▶ **Written task**: Return every entry exactly.

Dataset items:

* Begin *

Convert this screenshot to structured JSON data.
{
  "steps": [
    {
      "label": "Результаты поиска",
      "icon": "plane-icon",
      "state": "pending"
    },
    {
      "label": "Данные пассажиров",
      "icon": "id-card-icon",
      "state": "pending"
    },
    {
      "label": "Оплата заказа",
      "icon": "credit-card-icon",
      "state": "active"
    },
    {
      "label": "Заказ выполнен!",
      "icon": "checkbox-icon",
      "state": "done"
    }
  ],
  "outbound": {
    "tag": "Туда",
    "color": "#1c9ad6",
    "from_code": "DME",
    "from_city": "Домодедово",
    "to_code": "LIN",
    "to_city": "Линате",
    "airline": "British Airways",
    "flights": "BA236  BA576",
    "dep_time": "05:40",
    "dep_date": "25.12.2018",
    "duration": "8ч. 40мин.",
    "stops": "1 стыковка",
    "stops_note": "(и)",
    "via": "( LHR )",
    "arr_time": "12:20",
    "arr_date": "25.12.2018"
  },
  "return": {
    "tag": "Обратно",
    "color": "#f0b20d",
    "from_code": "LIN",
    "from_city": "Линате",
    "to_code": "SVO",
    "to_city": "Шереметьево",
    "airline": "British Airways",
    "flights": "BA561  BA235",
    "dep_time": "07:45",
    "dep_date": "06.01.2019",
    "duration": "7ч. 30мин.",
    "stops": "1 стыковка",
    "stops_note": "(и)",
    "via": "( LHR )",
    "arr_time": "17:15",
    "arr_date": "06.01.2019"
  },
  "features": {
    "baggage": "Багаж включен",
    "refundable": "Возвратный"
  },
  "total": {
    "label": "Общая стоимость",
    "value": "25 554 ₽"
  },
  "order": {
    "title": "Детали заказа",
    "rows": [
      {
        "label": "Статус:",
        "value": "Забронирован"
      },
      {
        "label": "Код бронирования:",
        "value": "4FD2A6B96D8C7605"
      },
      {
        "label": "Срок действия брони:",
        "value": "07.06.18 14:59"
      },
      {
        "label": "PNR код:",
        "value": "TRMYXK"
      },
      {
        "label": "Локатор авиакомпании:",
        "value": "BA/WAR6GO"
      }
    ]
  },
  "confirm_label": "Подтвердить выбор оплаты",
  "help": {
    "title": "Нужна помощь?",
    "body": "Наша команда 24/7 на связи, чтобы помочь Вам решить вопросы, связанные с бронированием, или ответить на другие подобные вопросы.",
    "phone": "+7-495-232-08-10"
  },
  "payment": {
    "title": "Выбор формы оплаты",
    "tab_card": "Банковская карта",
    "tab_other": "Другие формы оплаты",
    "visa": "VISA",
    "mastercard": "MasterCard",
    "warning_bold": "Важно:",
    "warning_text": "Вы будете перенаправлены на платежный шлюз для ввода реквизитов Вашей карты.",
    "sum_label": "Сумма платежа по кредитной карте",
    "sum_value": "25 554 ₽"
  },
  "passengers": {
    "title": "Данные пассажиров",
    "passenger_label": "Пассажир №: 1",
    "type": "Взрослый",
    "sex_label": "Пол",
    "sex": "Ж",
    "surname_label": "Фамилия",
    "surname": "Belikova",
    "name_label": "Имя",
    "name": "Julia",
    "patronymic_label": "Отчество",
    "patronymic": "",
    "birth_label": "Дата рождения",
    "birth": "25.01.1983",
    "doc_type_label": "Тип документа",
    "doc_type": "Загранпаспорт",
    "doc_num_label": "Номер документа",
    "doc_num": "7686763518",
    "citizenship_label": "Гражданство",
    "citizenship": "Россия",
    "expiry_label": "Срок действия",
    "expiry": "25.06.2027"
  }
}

* End *

▶ **Reply**:
Convert this screenshot to structured JSON data.
{
  "steps": [
    {
      "label": "Результаты поиска",
      "icon": "plane-icon",
      "state": "pending"
    },
    {
      "label": "Данные пассажиров",
      "icon": "id-card-icon",
      "state": "pending"
    },
    {
      "label": "Оплата заказа",
      "icon": "credit-card-icon",
      "state": "active"
    },
    {
      "label": "Заказ выполнен!",
      "icon": "checkbox-icon",
      "state": "done"
    }
  ],
  "outbound": {
    "tag": "Туда",
    "color": "#1c9ad6",
    "from_code": "DME",
    "from_city": "Домодедово",
    "to_code": "LIN",
    "to_city": "Линате",
    "airline": "British Airways",
    "flights": "BA236  BA576",
    "dep_time": "05:40",
    "dep_date": "25.12.2018",
    "duration": "8ч. 40мин.",
    "stops": "1 стыковка",
    "stops_note": "(и)",
    "via": "( LHR )",
    "arr_time": "12:20",
    "arr_date": "25.12.2018"
  },
  "return": {
    "tag": "Обратно",
    "color": "#f0b20d",
    "from_code": "LIN",
    "from_city": "Линате",
    "to_code": "SVO",
    "to_city": "Шереметьево",
    "airline": "British Airways",
    "flights": "BA561  BA235",
    "dep_time": "07:45",
    "dep_date": "06.01.2019",
    "duration": "7ч. 30мин.",
    "stops": "1 стыковка",
    "stops_note": "(и)",
    "via": "( LHR )",
    "arr_time": "17:15",
    "arr_date": "06.01.2019"
  },
  "features": {
    "baggage": "Багаж включен",
    "refundable": "Возвратный"
  },
  "total": {
    "label": "Общая стоимость",
    "value": "25 554 ₽"
  },
  "order": {
    "title": "Детали заказа",
    "rows": [
      {
        "label": "Статус:",
        "value": "Забронирован"
      },
      {
        "label": "Код бронирования:",
        "value": "4FD2A6B96D8C7605"
      },
      {
        "label": "Срок действия брони:",
        "value": "07.06.18 14:59"
      },
      {
        "label": "PNR код:",
        "value": "TRMYXK"
      },
      {
        "label": "Локатор авиакомпании:",
        "value": "BA/WAR6GO"
      }
    ]
  },
  "confirm_label": "Подтвердить выбор оплаты",
  "help": {
    "title": "Нужна помощь?",
    "body": "Наша команда 24/7 на связи, чтобы помочь Вам решить вопросы, связанные с бронированием, или ответить на другие подобные вопросы.",
    "phone": "+7-495-232-08-10"
  },
  "payment": {
    "title": "Выбор формы оплаты",
    "tab_card": "Банковская карта",
    "tab_other": "Другие формы оплаты",
    "visa": "VISA",
    "mastercard": "MasterCard",
    "warning_bold": "Важно:",
    "warning_text": "Вы будете перенаправлены на платежный шлюз для ввода реквизитов Вашей карты.",
    "sum_label": "Сумма платежа по кредитной карте",
    "sum_value": "25 554 ₽"
  },
  "passengers": {
    "title": "Данные пассажиров",
    "passenger_label": "Пассажир №: 1",
    "type": "Взрослый",
    "sex_label": "Пол",
    "sex": "Ж",
    "surname_label": "Фамилия",
    "surname": "Belikova",
    "name_label": "Имя",
    "name": "Julia",
    "patronymic_label": "Отчество",
    "patronymic": "",
    "birth_label": "Дата рождения",
    "birth": "25.01.1983",
    "doc_type_label": "Тип документа",
    "doc_type": "Загранпаспорт",
    "doc_num_label": "Номер документа",
    "doc_num": "7686763518",
    "citizenship_label": "Гражданство",
    "citizenship": "Россия",
    "expiry_label": "Срок действия",
    "expiry": "25.06.2027"
  }
}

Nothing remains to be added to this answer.